• _WHAT IS EXPECTED_
Read the material below and count the lines holding the string "your". Give that count with nothing added.

════════════════

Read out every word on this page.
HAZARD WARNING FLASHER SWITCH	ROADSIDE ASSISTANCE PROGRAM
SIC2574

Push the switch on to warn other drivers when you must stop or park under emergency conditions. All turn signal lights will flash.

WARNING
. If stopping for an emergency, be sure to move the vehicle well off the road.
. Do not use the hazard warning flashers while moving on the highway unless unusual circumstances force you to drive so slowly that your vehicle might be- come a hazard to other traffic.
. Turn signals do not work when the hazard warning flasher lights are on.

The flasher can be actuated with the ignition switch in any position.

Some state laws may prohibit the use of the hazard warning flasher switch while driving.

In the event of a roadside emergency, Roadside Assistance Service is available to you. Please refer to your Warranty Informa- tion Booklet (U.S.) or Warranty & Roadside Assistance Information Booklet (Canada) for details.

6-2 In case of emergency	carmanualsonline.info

════════════════

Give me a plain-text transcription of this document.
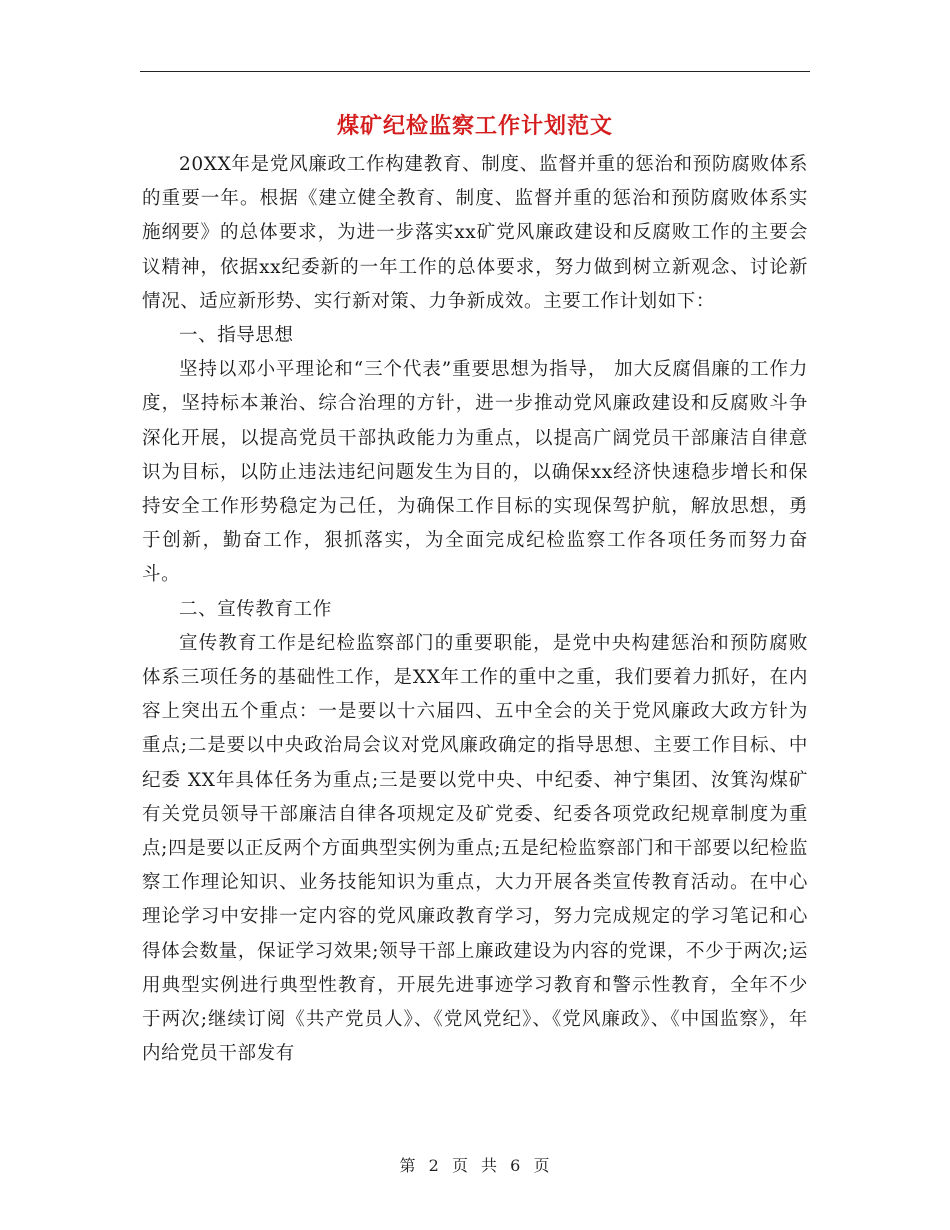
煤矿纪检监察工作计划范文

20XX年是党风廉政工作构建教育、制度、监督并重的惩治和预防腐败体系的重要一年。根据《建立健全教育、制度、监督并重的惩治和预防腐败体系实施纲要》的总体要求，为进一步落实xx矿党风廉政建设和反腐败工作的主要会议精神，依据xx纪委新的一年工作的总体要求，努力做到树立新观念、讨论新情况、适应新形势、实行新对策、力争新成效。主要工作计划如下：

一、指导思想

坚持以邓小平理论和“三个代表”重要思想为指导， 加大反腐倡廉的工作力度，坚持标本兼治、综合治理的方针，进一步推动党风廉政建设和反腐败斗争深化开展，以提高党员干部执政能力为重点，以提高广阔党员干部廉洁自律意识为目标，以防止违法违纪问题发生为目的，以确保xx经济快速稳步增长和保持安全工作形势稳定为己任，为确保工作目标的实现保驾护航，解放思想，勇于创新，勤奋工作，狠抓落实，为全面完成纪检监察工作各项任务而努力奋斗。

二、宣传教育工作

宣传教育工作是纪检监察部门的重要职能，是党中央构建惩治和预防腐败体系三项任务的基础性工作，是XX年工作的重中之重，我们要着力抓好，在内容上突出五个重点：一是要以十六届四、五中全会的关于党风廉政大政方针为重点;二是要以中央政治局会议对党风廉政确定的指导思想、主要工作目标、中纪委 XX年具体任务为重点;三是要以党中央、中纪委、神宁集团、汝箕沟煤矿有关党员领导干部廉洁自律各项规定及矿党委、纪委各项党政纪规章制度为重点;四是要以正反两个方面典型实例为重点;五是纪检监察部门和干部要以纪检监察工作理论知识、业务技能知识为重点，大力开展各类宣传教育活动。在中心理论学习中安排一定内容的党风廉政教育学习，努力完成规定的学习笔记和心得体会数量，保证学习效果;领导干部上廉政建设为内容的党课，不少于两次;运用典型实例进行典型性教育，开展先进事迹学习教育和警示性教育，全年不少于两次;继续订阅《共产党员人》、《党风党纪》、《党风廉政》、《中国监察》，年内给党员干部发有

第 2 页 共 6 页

════════════════

• _RIGHT ANSWER_
2